Exercise aim:
The lines below that include "mice" are to be found and copied.

____

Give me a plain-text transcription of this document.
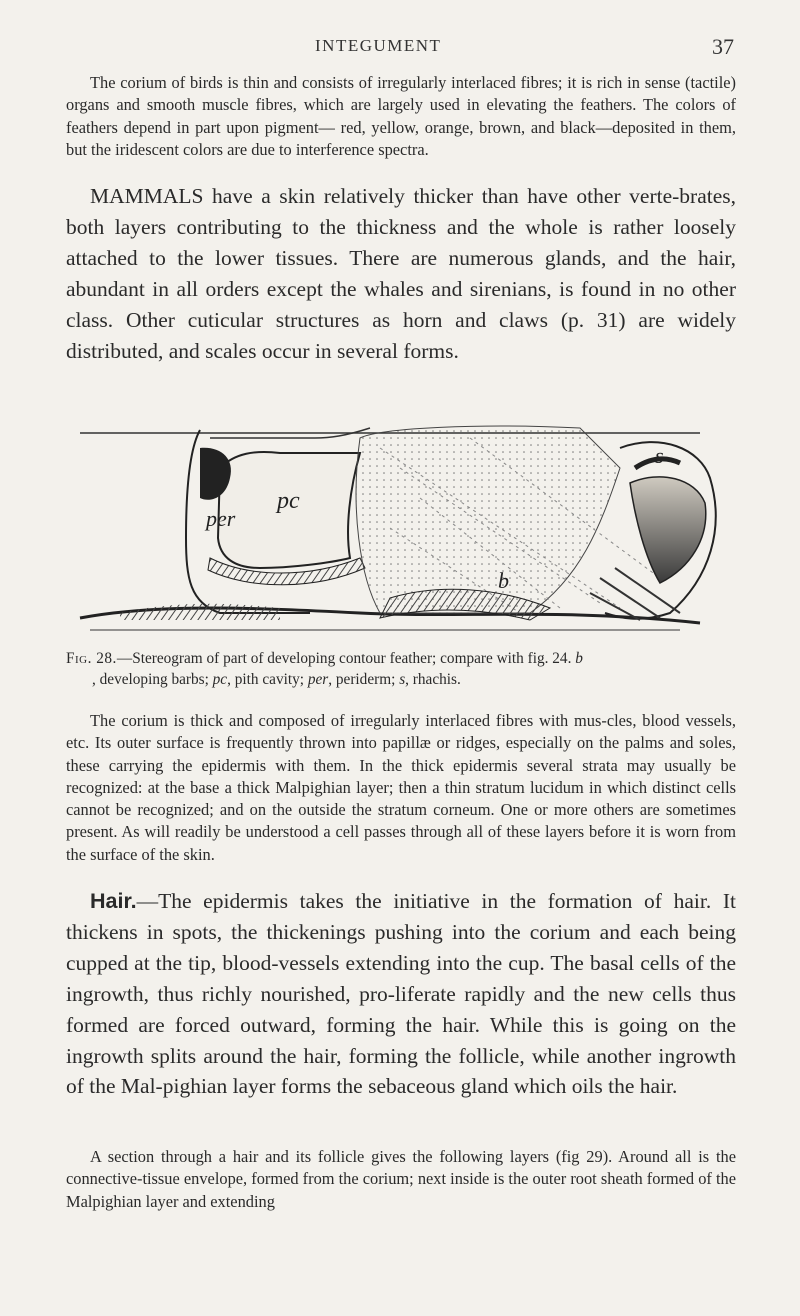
INTEGUMENT	37

The corium of birds is thin and consists of irregularly interlaced fibres; it is rich in sense (tactile) organs and smooth muscle fibres, which are largely used in elevating the feathers. The colors of feathers depend in part upon pigment— red, yellow, orange, brown, and black—deposited in them, but the iridescent colors are due to interference spectra.

MAMMALS have a skin relatively thicker than have other verte-brates, both layers contributing to the thickness and the whole is rather loosely attached to the lower tissues. There are numerous glands, and the hair, abundant in all orders except the whales and sirenians, is found in no other class. Other cuticular structures as horn and claws (p. 31) are widely distributed, and scales occur in several forms.

pc
per
s
b

Fig. 28.—Stereogram of part of developing contour feather; compare with fig. 24. b
, developing barbs; pc, pith cavity; per, periderm; s, rhachis.

The corium is thick and composed of irregularly interlaced fibres with mus-cles, blood vessels, etc. Its outer surface is frequently thrown into papillæ or ridges, especially on the palms and soles, these carrying the epidermis with them. In the thick epidermis several strata may usually be recognized: at the base a thick Malpighian layer; then a thin stratum lucidum in which distinct cells cannot be recognized; and on the outside the stratum corneum. One or more others are sometimes present. As will readily be understood a cell passes through all of these layers before it is worn from the surface of the skin.

Hair.—The epidermis takes the initiative in the formation of hair. It thickens in spots, the thickenings pushing into the corium and each being cupped at the tip, blood-vessels extending into the cup. The basal cells of the ingrowth, thus richly nourished, pro-liferate rapidly and the new cells thus formed are forced outward, forming the hair. While this is going on the ingrowth splits around the hair, forming the follicle, while another ingrowth of the Mal-pighian layer forms the sebaceous gland which oils the hair.

A section through a hair and its follicle gives the following layers (fig 29). Around all is the connective-tissue envelope, formed from the corium; next inside is the outer root sheath formed of the Malpighian layer and extending
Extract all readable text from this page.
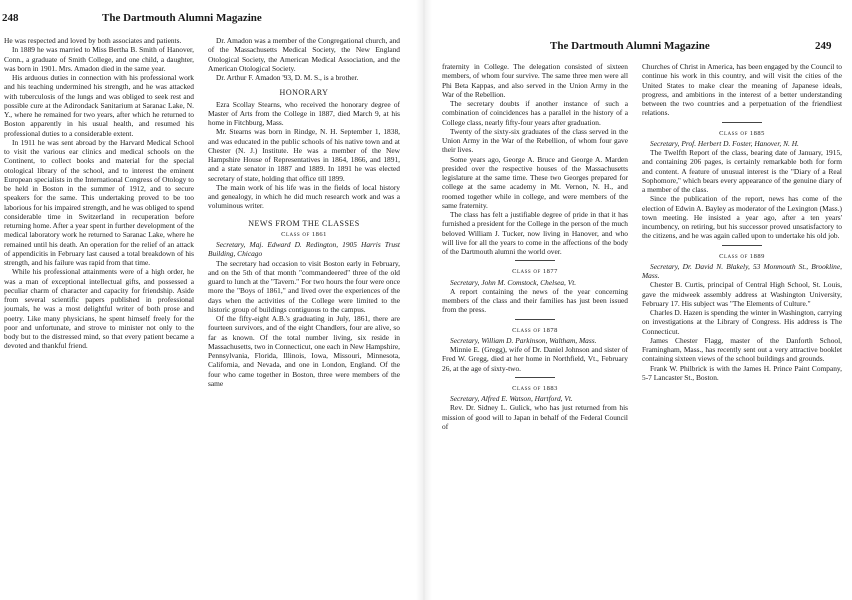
248	The Dartmouth Alumni Magazine

He was respected and loved by both associates and patients.

In 1889 he was married to Miss Bertha B. Smith of Hanover, Conn., a graduate of Smith College, and one child, a daughter, was born in 1901. Mrs. Amadon died in the same year.

His arduous duties in connection with his professional work and his teaching undermined his strength, and he was attacked with tuberculosis of the lungs and was obliged to seek rest and possible cure at the Adirondack Sanitarium at Saranac Lake, N. Y., where he remained for two years, after which he returned to Boston apparently in his usual health, and resumed his professional duties to a considerable extent.

In 1911 he was sent abroad by the Harvard Medical School to visit the various ear clinics and medical schools on the Continent, to collect books and material for the special otological library of the school, and to interest the eminent European specialists in the International Congress of Otology to be held in Boston in the summer of 1912, and to secure speakers for the same. This undertaking proved to be too laborious for his impaired strength, and he was obliged to spend considerable time in Switzerland in recuperation before returning home. After a year spent in further development of the medical laboratory work he returned to Saranac Lake, where he remained until his death. An operation for the relief of an attack of appendicitis in February last caused a total breakdown of his strength, and his failure was rapid from that time.

While his professional attainments were of a high order, he was a man of exceptional intellectual gifts, and possessed a peculiar charm of character and capacity for friendship. Aside from several scientific papers published in professional journals, he was a most delightful writer of both prose and poetry. Like many physicians, he spent himself freely for the poor and unfortunate, and strove to minister not only to the body but to the distressed mind, so that every patient became a devoted and thankful friend.

Dr. Amadon was a member of the Congregational church, and of the Massachusetts Medical Society, the New England Otological Society, the American Medical Association, and the American Otological Society.

Dr. Arthur F. Amadon '93, D. M. S., is a brother.

HONORARY

Ezra Scollay Stearns, who received the honorary degree of Master of Arts from the College in 1887, died March 9, at his home in Fitchburg, Mass.

Mr. Stearns was born in Rindge, N. H. September 1, 1838, and was educated in the public schools of his native town and at Chester (N. J.) Institute. He was a member of the New Hampshire House of Representatives in 1864, 1866, and 1891, and a state senator in 1887 and 1889. In 1891 he was elected secretary of state, holding that office till 1899.

The main work of his life was in the fields of local history and genealogy, in which he did much research work and was a voluminous writer.

NEWS FROM THE CLASSES
Class of 1861

Secretary, Maj. Edward D. Redington, 1905 Harris Trust Building, Chicago

The secretary had occasion to visit Boston early in February, and on the 5th of that month "commandeered" three of the old guard to lunch at the "Tavern." For two hours the four were once more the "Boys of 1861," and lived over the experiences of the days when the activities of the College were limited to the historic group of buildings contiguous to the campus.

Of the fifty-eight A.B.'s graduating in July, 1861, there are fourteen survivors, and of the eight Chandlers, four are alive, so far as known. Of the total number living, six reside in Massachusetts, two in Connecticut, one each in New Hampshire, Pennsylvania, Florida, Illinois, Iowa, Missouri, Minnesota, California, and Nevada, and one in London, England. Of the four who came together in Boston, three were members of the same

The Dartmouth Alumni Magazine	249

fraternity in College. The delegation consisted of sixteen members, of whom four survive. The same three men were all Phi Beta Kappas, and also served in the Union Army in the War of the Rebellion.

The secretary doubts if another instance of such a combination of coincidences has a parallel in the history of a College class, nearly fifty-four years after graduation.

Twenty of the sixty-six graduates of the class served in the Union Army in the War of the Rebellion, of whom four gave their lives.

Some years ago, George A. Bruce and George A. Marden presided over the respective houses of the Massachusetts legislature at the same time. These two Georges prepared for college at the same academy in Mt. Vernon, N. H., and roomed together while in college, and were members of the same fraternity.

The class has felt a justifiable degree of pride in that it has furnished a president for the College in the person of the much beloved William J. Tucker, now living in Hanover, and who will live for all the years to come in the affections of the body of the Dartmouth alumni the world over.

Class of 1877

Secretary, John M. Comstock, Chelsea, Vt.

A report containing the news of the year concerning members of the class and their families has just been issued from the press.

Class of 1878

Secretary, William D. Parkinson, Waltham, Mass.

Minnie E. (Gregg), wife of Dr. Daniel Johnson and sister of Fred W. Gregg, died at her home in Northfield, Vt., February 26, at the age of sixty-two.

Class of 1883

Secretary, Alfred E. Watson, Hartford, Vt.

Rev. Dr. Sidney L. Gulick, who has just returned from his mission of good will to Japan in behalf of the Federal Council of

Churches of Christ in America, has been engaged by the Council to continue his work in this country, and will visit the cities of the United States to make clear the meaning of Japanese ideals, progress, and ambitions in the interest of a better understanding between the two countries and a perpetuation of the friendliest relations.

Class of 1885

Secretary, Prof. Herbert D. Foster, Hanover, N. H.

The Twelfth Report of the class, bearing date of January, 1915, and containing 206 pages, is certainly remarkable both for form and content. A feature of unusual interest is the "Diary of a Real Sophomore," which bears every appearance of the genuine diary of a member of the class.

Since the publication of the report, news has come of the election of Edwin A. Bayley as moderator of the Lexington (Mass.) town meeting. He insisted a year ago, after a ten years' incumbency, on retiring, but his successor proved unsatisfactory to the citizens, and he was again called upon to undertake his old job.

Class of 1889

Secretary, Dr. David N. Blakely, 53 Monmouth St., Brookline, Mass.

Chester B. Curtis, principal of Central High School, St. Louis, gave the midweek assembly address at Washington University, February 17. His subject was "The Elements of Culture."

Charles D. Hazen is spending the winter in Washington, carrying on investigations at the Library of Congress. His address is The Connecticut.

James Chester Flagg, master of the Danforth School, Framingham, Mass., has recently sent out a very attractive booklet containing sixteen views of the school buildings and grounds.

Frank W. Philbrick is with the James H. Prince Paint Company, 5-7 Lancaster St., Boston.
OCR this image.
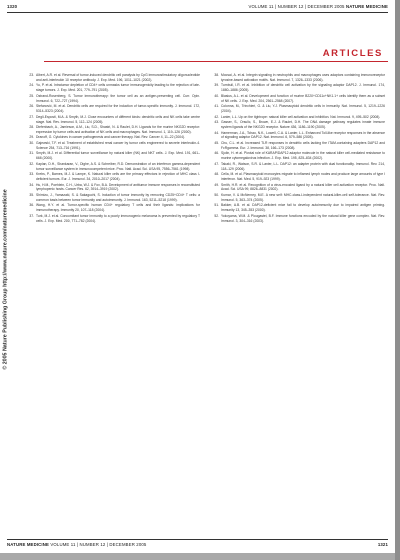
1320	VOLUME 11 | NUMBER 12 | DECEMBER 2005 NATURE MEDICINE
ARTICLES
© 2005 Nature Publishing Group http://www.nature.com/naturemedicine
23. Albert, A.R. et al. Reversal of tumor-induced dendritic cell paralysis by CpG immunostimulatory oligonucleotide and anti-interleukin 10 receptor antibody. J. Exp. Med. 196, 1011–1021 (2002).
24. Yu, P. et al. Intratumor depletion of CD4+ cells unmasks tumor immunogenicity leading to the rejection of late-stage tumors. J. Exp. Med. 201, 779–791 (2005).
25. Ostrand-Rosenberg, S. Tumor immunotherapy: the tumor cell as an antigen-presenting cell. Curr. Opin. Immunol. 6, 722–727 (1994).
26. Stefanović, M. et al. Dendritic cells are required for the induction of tumor-specific immunity. J. Immunol. 172, 5314–5323 (2004).
27. Degli-Esposti, M.A. & Smyth, M.J. Close encounters of different kinds: dendritic cells and NK cells take centre stage. Nat. Rev. Immunol. 5, 112–124 (2005).
28. Diefenbach, A., Jamieson, A.M., Liu, S.D., Shastri, N. & Raulet, D.H. Ligands for the murine NKG2D receptor: expression by tumor cells and activation of NK cells and macrophages. Nat. Immunol. 1, 119–126 (2000).
29. Dranoff, G. Cytokines in cancer pathogenesis and cancer therapy. Nat. Rev. Cancer 4, 11–22 (2004).
30. Gajewski, T.F. et al. Treatment of established renal cancer by tumor cells engineered to secrete interleukin-4. Science 254, 713–716 (1991).
31. Smyth, M.J. et al. Differential tumor surveillance by natural killer (NK) and NKT cells. J. Exp. Med. 191, 661–668 (2000).
32. Kaplan, D.H., Shankaran, V., Dighe, A.S. & Schreiber, R.D. Demonstration of an interferon gamma-dependent tumor surveillance system in immunocompetent mice. Proc. Natl. Acad. Sci. USA 95, 7556–7561 (1998).
33. Krebs, P., Barnes, M.J. & Lampe, K. Natural killer cells are the primary effectors in rejection of MHC class I-deficient tumors. Eur. J. Immunol. 34, 2010–2017 (2004).
34. Hu, H.M., Poehlein, C.H., Urba, W.J. & Fox, B.A. Development of antitumor immune responses in reconstituted lymphopenic hosts. Cancer Res. 62, 3914–3919 (2002).
35. Shimizu, J., Yamazaki, S. & Sakaguchi, S. Induction of tumor immunity by removing CD25+CD4+ T cells: a common basis between tumor immunity and autoimmunity. J. Immunol. 163, 5211–5218 (1999).
36. Wang, H.Y. et al. Tumor-specific human CD4+ regulatory T cells and their ligands: implications for immunotherapy. Immunity 20, 107–118 (2004).
37. Turk, M.J. et al. Concomitant tumor immunity to a poorly immunogenic melanoma is prevented by regulatory T cells. J. Exp. Med. 200, 771–782 (2004).
38. Mocsai, A. et al. Integrin signaling in neutrophils and macrophages uses adaptors containing immunoreceptor tyrosine-based activation motifs. Nat. Immunol. 7, 1326–1333 (2006).
39. Turnbull, I.R. et al. Inhibition of dendritic cell activation by the signaling adaptor DAP12. J. Immunol. 174, 1880–1886 (2005).
40. Blasius, A.L. et al. Development and function of murine B220+CD11c+NK1.1+ cells identify them as a subset of NK cells. J. Exp. Med. 204, 2561–2568 (2007).
41. Colonna, M., Trinchieri, G. & Liu, Y.J. Plasmacytoid dendritic cells in immunity. Nat. Immunol. 5, 1219–1226 (2004).
42. Lanier, L.L. Up on the tightrope: natural killer cell activation and inhibition. Nat. Immunol. 9, 495–502 (2008).
43. Gasser, S., Orsulic, S., Brown, E.J. & Raulet, D.H. The DNA damage pathway regulates innate immune system ligands of the NKG2D receptor. Nature 436, 1186–1190 (2005).
44. Hamerman, J.A., Tchao, N.K., Lowell, C.A. & Lanier, L.L. Enhanced Toll-like receptor responses in the absence of signaling adaptor DAP12. Nat. Immunol. 6, 579–586 (2005).
45. Chu, C.L. et al. Increased TLR responses in dendritic cells lacking the ITAM-containing adapters DAP12 and FcRgamma. Eur. J. Immunol. 38, 166–173 (2008).
46. Sjolin, H. et al. Pivotal role of KARAP/DAP12 adaptor molecule in the natural killer cell-mediated resistance to murine cytomegalovirus infection. J. Exp. Med. 195, 825–834 (2002).
47. Takaki, R., Watson, S.R. & Lanier, L.L. DAP12: an adapter protein with dual functionality. Immunol. Rev. 214, 118–129 (2006).
48. Cella, M. et al. Plasmacytoid monocytes migrate to inflamed lymph nodes and produce large amounts of type I interferon. Nat. Med. 5, 919–923 (1999).
49. Smith, H.R. et al. Recognition of a virus-encoded ligand by a natural killer cell activation receptor. Proc. Natl. Acad. Sci. USA 99, 8826–8831 (2002).
50. Kumar, V. & McNerney, M.E. A new self: MHC-class-I-independent natural-killer-cell self-tolerance. Nat. Rev. Immunol. 5, 363–374 (2005).
51. Bakker, A.B. et al. DAP12-deficient mice fail to develop autoimmunity due to impaired antigen priming. Immunity 13, 345–353 (2000).
52. Yokoyama, W.M. & Plougastel, B.F. Immune functions encoded by the natural killer gene complex. Nat. Rev. Immunol. 3, 304–316 (2003).
NATURE MEDICINE VOLUME 11 | NUMBER 12 | DECEMBER 2005	1321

____

Task response:
32. Kaplan, D.H., Shankaran, V., Dighe, A.S. & Schreiber, R.D. Demonstration of an interferon gamma-dependent tumor surveillance system in immunocompetent mice. Proc. Natl. Acad. Sci. USA 95, 7556–7561 (1998).
51. Bakker, A.B. et al. DAP12-deficient mice fail to develop autoimmunity due to impaired antigen priming. Immunity 13, 345–353 (2000).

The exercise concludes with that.